# [To do]
Pictures stay out; everything else in the records below is copied exactly.

# [Supplied material]
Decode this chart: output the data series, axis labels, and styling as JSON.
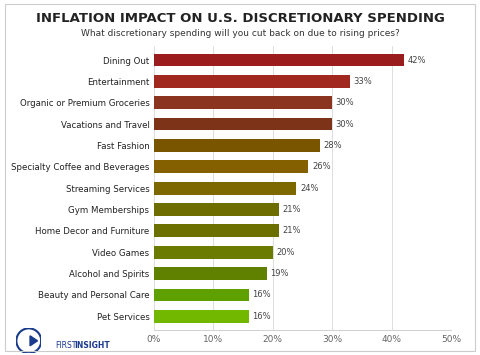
{
  "title": "INFLATION IMPACT ON U.S. DISCRETIONARY SPENDING",
  "subtitle": "What discretionary spending will you cut back on due to rising prices?",
  "categories": [
    "Dining Out",
    "Entertainment",
    "Organic or Premium Groceries",
    "Vacations and Travel",
    "Fast Fashion",
    "Specialty Coffee and Beverages",
    "Streaming Services",
    "Gym Memberships",
    "Home Decor and Furniture",
    "Video Games",
    "Alcohol and Spirits",
    "Beauty and Personal Care",
    "Pet Services"
  ],
  "values": [
    42,
    33,
    30,
    30,
    28,
    26,
    24,
    21,
    21,
    20,
    19,
    16,
    16
  ],
  "bar_colors": [
    "#9B1C1C",
    "#A0281E",
    "#8B3520",
    "#7D3318",
    "#7A5500",
    "#856000",
    "#7D6800",
    "#6E6E00",
    "#6B7000",
    "#6B7A00",
    "#608000",
    "#5EA000",
    "#72B800"
  ],
  "xlim": [
    0,
    50
  ],
  "xticks": [
    0,
    10,
    20,
    30,
    40,
    50
  ],
  "xticklabels": [
    "0%",
    "10%",
    "20%",
    "30%",
    "40%",
    "50%"
  ],
  "background_color": "#ffffff",
  "bar_height": 0.6,
  "title_fontsize": 9.5,
  "subtitle_fontsize": 6.5,
  "label_fontsize": 6.2,
  "value_fontsize": 6.0,
  "tick_fontsize": 6.5,
  "grid_color": "#d0d0d0",
  "text_color": "#222222",
  "value_color": "#444444"
}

# [Response]
Decode this chart: output the data series, axis labels, and styling as JSON.
{
  "title": "INFLATION IMPACT ON U.S. DISCRETIONARY SPENDING",
  "subtitle": "What discretionary spending will you cut back on due to rising prices?",
  "categories": [
    "Dining Out",
    "Entertainment",
    "Organic or Premium Groceries",
    "Vacations and Travel",
    "Fast Fashion",
    "Specialty Coffee and Beverages",
    "Streaming Services",
    "Gym Memberships",
    "Home Decor and Furniture",
    "Video Games",
    "Alcohol and Spirits",
    "Beauty and Personal Care",
    "Pet Services"
  ],
  "values": [
    42,
    33,
    30,
    30,
    28,
    26,
    24,
    21,
    21,
    20,
    19,
    16,
    16
  ],
  "bar_colors": [
    "#9B1C1C",
    "#A0281E",
    "#8B3520",
    "#7D3318",
    "#7A5500",
    "#856000",
    "#7D6800",
    "#6E6E00",
    "#6B7000",
    "#6B7A00",
    "#608000",
    "#5EA000",
    "#72B800"
  ],
  "xlim": [
    0,
    50
  ],
  "xticks": [
    0,
    10,
    20,
    30,
    40,
    50
  ],
  "xticklabels": [
    "0%",
    "10%",
    "20%",
    "30%",
    "40%",
    "50%"
  ],
  "background_color": "#ffffff",
  "bar_height": 0.6,
  "title_fontsize": 9.5,
  "subtitle_fontsize": 6.5,
  "label_fontsize": 6.2,
  "value_fontsize": 6.0,
  "tick_fontsize": 6.5,
  "grid_color": "#d0d0d0",
  "text_color": "#222222",
  "value_color": "#444444"
}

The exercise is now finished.